→ **EXERCISE GOAL**: In the data below, find each line containing the string "Sandi" and return it.

───── RECORDS

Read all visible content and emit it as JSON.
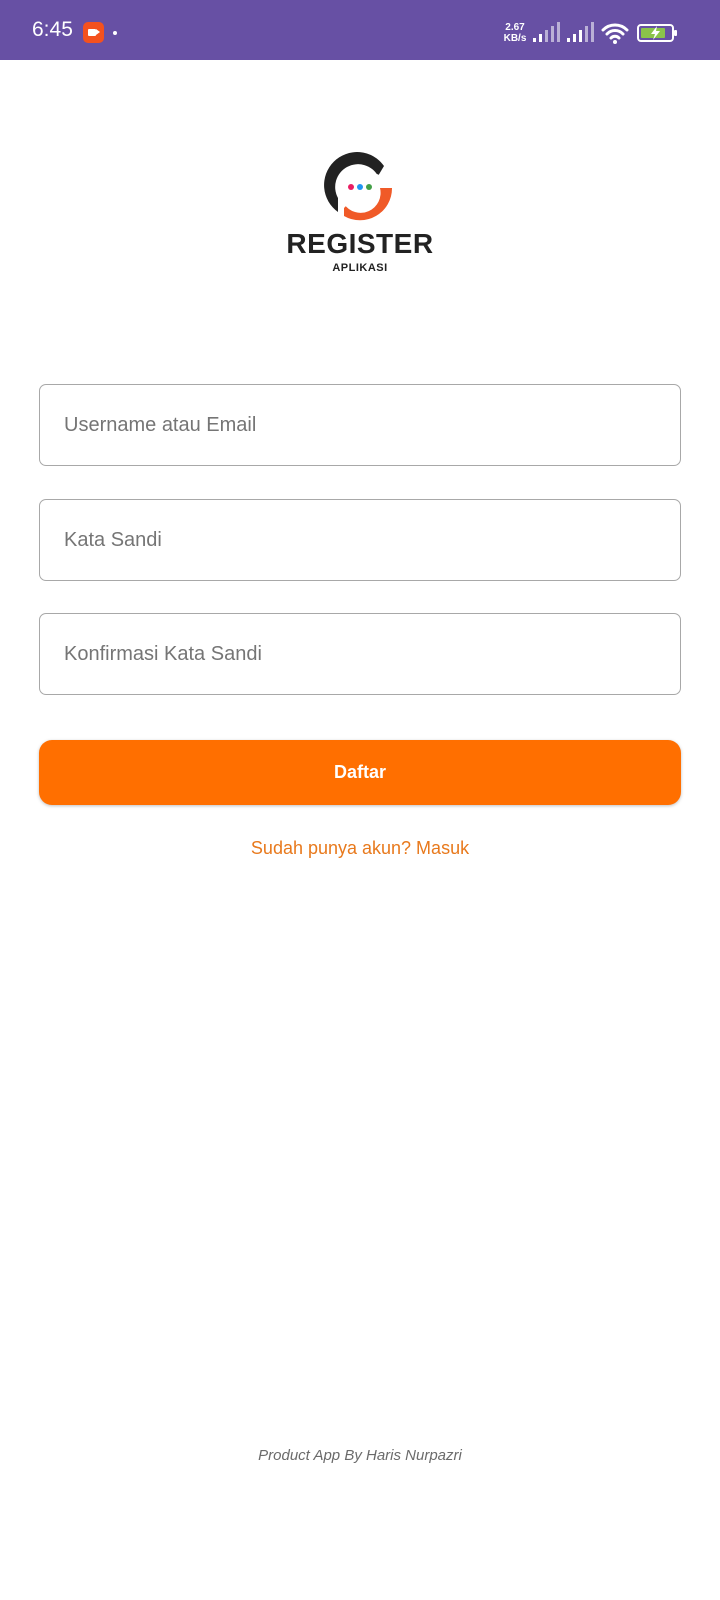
{
  "status_bar": {
    "time": "6:45",
    "network_speed_value": "2.67",
    "network_speed_unit": "KB/s",
    "icons": [
      "screen-record-icon",
      "signal-icon",
      "signal-icon",
      "wifi-icon",
      "battery-charging-icon"
    ],
    "background_color": "#6750A4"
  },
  "logo": {
    "title": "REGISTER",
    "subtitle": "APLIKASI"
  },
  "form": {
    "username_placeholder": "Username atau Email",
    "password_placeholder": "Kata Sandi",
    "confirm_password_placeholder": "Konfirmasi Kata Sandi",
    "submit_label": "Daftar",
    "login_link": "Sudah punya akun? Masuk"
  },
  "footer": {
    "credit": "Product App By Haris Nurpazri"
  },
  "colors": {
    "accent": "#FF6F00",
    "link": "#E8791C",
    "logo_dark": "#222222",
    "logo_orange": "#F05A28"
  }
}
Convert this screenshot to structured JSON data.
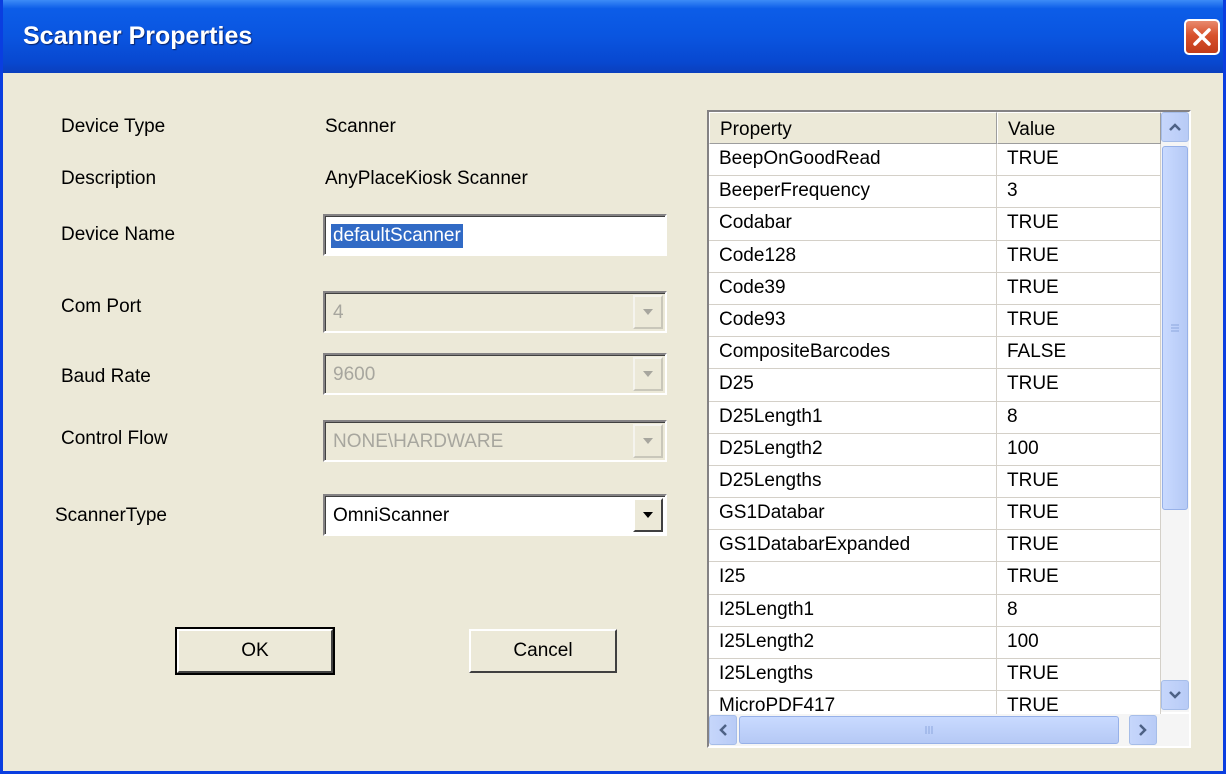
{
  "window": {
    "title": "Scanner Properties"
  },
  "fields": {
    "device_type_label": "Device Type",
    "device_type_value": "Scanner",
    "description_label": "Description",
    "description_value": "AnyPlaceKiosk Scanner",
    "device_name_label": "Device Name",
    "device_name_value": "defaultScanner",
    "com_port_label": "Com Port",
    "com_port_value": "4",
    "baud_rate_label": "Baud Rate",
    "baud_rate_value": "9600",
    "control_flow_label": "Control Flow",
    "control_flow_value": "NONE\\HARDWARE",
    "scanner_type_label": "ScannerType",
    "scanner_type_value": "OmniScanner"
  },
  "buttons": {
    "ok": "OK",
    "cancel": "Cancel"
  },
  "grid": {
    "headers": [
      "Property",
      "Value"
    ],
    "rows": [
      [
        "BeepOnGoodRead",
        "TRUE"
      ],
      [
        "BeeperFrequency",
        "3"
      ],
      [
        "Codabar",
        "TRUE"
      ],
      [
        "Code128",
        "TRUE"
      ],
      [
        "Code39",
        "TRUE"
      ],
      [
        "Code93",
        "TRUE"
      ],
      [
        "CompositeBarcodes",
        "FALSE"
      ],
      [
        "D25",
        "TRUE"
      ],
      [
        "D25Length1",
        "8"
      ],
      [
        "D25Length2",
        "100"
      ],
      [
        "D25Lengths",
        "TRUE"
      ],
      [
        "GS1Databar",
        "TRUE"
      ],
      [
        "GS1DatabarExpanded",
        "TRUE"
      ],
      [
        "I25",
        "TRUE"
      ],
      [
        "I25Length1",
        "8"
      ],
      [
        "I25Length2",
        "100"
      ],
      [
        "I25Lengths",
        "TRUE"
      ],
      [
        "MicroPDF417",
        "TRUE"
      ]
    ]
  },
  "colors": {
    "title_blue": "#0a55e0",
    "close_red": "#d8512b",
    "selection": "#316ac5",
    "dialog_bg": "#ece9d8"
  }
}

──────────

→ **FINAL ANSWER**:
    "password_placeholder": "Kata Sandi",
    "confirm_password_placeholder": "Konfirmasi Kata Sandi",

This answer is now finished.